■ PROBLEM DESCRIPTION
Filter out everything except lines holding "przypadku".

■ GIVEN DATA
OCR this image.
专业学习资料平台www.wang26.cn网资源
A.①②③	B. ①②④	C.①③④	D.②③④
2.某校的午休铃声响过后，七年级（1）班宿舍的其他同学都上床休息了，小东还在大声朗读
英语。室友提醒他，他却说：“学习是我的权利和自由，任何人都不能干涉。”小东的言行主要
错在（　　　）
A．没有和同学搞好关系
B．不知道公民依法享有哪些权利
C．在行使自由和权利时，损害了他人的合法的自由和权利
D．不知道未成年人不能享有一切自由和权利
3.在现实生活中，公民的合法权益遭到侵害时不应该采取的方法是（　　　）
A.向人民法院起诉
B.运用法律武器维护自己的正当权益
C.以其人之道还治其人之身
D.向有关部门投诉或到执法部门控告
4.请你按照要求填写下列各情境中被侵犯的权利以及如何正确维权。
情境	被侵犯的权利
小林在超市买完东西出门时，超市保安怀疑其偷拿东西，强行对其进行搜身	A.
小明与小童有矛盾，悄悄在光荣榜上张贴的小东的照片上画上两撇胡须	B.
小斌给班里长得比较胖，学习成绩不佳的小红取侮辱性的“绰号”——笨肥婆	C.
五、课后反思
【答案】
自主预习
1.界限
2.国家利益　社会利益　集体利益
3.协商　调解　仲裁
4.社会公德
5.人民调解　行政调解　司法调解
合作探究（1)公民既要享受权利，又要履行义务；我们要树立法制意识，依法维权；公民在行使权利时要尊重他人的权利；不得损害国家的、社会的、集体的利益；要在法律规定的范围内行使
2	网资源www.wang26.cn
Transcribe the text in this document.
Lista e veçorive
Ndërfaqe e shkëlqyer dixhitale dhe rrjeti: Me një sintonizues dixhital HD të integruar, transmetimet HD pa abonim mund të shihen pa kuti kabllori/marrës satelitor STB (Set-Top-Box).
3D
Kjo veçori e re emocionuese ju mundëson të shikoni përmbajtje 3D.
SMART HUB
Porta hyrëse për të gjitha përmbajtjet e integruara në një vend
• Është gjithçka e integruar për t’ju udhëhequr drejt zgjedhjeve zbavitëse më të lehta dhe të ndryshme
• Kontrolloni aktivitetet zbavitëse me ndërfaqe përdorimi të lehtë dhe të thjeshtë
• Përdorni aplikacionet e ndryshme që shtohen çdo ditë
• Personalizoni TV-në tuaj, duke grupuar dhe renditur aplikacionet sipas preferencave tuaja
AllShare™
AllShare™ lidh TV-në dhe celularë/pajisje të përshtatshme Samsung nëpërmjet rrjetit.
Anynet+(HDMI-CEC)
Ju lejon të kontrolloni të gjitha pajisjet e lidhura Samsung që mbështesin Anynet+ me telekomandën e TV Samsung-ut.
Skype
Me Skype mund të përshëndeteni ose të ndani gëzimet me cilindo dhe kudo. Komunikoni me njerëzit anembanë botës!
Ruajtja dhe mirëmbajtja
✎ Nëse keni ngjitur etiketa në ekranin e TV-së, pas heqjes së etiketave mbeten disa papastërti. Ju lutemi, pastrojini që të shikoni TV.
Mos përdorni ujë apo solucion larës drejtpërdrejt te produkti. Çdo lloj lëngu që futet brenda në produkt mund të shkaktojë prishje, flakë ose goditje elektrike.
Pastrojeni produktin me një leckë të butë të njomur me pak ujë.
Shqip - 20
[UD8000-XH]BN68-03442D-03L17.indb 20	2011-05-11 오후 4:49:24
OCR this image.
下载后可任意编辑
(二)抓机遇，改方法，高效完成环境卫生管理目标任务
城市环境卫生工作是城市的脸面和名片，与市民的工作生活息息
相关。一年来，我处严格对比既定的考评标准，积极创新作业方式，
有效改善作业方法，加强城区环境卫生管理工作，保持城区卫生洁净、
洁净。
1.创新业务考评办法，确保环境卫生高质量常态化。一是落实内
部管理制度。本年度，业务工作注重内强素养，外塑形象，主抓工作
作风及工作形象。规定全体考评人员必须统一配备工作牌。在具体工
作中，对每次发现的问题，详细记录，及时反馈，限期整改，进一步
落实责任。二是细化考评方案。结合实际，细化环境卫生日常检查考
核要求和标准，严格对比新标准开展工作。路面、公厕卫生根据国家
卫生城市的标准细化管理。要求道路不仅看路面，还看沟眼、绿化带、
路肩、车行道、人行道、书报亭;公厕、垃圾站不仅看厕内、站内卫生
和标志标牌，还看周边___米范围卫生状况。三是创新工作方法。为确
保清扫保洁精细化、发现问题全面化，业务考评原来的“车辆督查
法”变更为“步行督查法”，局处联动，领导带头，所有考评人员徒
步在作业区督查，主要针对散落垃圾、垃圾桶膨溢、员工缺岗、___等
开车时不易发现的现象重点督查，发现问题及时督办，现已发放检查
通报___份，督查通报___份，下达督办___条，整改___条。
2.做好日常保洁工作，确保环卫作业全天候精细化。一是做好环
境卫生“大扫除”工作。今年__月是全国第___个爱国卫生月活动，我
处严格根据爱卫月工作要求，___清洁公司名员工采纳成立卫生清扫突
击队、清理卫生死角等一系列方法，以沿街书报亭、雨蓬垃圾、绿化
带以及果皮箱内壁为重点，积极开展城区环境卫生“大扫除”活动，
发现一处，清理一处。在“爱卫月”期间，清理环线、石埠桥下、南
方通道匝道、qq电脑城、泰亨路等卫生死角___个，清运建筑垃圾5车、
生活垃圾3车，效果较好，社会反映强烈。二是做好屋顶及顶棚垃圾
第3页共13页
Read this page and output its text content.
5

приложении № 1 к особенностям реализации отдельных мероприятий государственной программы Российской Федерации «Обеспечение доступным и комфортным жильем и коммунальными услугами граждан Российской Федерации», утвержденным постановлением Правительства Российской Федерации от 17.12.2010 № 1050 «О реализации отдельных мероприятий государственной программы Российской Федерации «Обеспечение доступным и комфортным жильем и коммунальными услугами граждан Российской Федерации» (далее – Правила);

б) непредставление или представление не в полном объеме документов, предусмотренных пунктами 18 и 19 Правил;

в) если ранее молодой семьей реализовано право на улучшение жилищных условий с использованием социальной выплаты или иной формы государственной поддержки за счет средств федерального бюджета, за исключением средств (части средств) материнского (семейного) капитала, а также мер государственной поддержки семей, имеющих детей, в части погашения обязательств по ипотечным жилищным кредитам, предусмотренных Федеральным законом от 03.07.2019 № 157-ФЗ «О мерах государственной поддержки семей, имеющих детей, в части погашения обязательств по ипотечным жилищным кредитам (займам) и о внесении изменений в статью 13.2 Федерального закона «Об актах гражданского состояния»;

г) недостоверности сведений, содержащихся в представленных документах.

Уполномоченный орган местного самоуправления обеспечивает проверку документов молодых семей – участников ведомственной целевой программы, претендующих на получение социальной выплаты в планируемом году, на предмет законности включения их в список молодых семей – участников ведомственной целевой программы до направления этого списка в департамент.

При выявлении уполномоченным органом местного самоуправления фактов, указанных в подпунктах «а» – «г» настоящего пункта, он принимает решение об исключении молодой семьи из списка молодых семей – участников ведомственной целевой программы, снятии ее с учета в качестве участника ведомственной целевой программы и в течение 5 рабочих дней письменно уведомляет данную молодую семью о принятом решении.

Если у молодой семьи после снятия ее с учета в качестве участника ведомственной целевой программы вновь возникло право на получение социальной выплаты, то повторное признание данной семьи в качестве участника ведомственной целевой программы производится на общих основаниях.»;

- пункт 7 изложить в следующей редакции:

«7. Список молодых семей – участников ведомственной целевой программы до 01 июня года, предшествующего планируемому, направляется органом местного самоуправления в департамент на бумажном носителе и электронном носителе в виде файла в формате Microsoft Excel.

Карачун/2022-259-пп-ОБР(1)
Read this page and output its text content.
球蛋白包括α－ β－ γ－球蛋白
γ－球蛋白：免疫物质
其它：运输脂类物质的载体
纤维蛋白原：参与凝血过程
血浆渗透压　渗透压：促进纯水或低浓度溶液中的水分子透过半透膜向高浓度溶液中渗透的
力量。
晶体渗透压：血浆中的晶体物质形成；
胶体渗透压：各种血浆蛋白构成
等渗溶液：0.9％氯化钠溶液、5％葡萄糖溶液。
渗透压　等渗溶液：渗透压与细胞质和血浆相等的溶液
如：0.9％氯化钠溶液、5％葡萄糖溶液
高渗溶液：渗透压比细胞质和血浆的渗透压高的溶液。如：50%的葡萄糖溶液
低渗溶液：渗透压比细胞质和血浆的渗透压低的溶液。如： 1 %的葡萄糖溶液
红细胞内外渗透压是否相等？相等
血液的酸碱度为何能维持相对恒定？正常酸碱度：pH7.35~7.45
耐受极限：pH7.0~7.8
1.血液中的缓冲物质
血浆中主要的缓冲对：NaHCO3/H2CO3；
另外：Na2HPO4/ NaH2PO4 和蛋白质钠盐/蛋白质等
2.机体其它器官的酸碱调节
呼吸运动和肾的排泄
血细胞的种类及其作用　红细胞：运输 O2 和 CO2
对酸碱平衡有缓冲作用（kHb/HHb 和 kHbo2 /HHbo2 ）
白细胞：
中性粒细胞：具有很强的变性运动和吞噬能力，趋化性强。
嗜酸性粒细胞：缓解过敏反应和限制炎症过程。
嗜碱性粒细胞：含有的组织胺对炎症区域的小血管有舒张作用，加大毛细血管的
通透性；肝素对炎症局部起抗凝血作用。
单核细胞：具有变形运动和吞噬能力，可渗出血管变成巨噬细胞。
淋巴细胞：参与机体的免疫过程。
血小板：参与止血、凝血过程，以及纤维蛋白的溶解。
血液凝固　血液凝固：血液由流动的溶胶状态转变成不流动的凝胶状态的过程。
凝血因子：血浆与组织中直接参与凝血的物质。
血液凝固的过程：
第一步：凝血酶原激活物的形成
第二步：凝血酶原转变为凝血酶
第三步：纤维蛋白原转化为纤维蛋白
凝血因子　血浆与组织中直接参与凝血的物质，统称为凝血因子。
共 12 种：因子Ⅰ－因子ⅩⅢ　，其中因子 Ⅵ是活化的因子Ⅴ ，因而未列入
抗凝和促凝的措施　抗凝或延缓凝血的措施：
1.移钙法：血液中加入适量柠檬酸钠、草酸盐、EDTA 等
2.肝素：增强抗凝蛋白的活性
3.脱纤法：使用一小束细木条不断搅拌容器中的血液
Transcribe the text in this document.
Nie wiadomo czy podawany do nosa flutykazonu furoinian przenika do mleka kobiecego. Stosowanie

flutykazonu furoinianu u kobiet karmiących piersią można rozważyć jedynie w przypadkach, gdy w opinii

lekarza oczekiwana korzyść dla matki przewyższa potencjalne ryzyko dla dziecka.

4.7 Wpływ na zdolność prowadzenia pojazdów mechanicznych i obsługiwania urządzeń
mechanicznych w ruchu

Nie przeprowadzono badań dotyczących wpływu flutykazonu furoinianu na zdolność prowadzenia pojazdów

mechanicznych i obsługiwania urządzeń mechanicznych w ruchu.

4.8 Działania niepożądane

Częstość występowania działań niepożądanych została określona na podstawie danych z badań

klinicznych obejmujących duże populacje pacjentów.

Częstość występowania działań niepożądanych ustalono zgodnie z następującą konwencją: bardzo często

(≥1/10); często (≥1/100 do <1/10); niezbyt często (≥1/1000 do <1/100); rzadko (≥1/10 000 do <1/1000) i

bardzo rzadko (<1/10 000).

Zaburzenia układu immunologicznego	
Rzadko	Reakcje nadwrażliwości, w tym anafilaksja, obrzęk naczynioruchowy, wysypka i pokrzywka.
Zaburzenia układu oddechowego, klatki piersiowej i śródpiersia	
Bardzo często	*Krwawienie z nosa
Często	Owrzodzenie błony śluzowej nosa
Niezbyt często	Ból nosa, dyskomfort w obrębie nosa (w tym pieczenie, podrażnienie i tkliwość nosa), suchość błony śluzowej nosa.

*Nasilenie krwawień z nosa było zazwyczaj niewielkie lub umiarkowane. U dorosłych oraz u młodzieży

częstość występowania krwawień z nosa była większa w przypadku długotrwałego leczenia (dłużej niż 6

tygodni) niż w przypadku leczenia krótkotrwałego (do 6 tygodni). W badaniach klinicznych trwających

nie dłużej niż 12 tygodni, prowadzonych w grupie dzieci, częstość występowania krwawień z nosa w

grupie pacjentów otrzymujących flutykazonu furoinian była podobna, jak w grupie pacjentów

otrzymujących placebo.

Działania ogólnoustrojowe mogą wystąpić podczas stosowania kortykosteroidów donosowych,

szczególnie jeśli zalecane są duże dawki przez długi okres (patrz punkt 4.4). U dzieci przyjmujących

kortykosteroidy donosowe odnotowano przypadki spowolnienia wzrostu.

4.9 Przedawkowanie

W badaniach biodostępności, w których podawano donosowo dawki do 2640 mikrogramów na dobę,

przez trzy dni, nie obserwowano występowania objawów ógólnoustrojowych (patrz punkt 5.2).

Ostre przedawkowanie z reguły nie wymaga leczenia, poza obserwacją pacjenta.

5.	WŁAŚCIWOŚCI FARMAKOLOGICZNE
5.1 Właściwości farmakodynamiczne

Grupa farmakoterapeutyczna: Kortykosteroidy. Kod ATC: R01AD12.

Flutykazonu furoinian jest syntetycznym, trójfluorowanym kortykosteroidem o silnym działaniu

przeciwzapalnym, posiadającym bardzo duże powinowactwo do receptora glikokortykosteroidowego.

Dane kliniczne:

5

■ FINISHED TASK
częstość występowania krwawień z nosa była większa w przypadku długotrwałego leczenia (dłużej niż 6
tygodni) niż w przypadku leczenia krótkotrwałego (do 6 tygodni). W badaniach klinicznych trwających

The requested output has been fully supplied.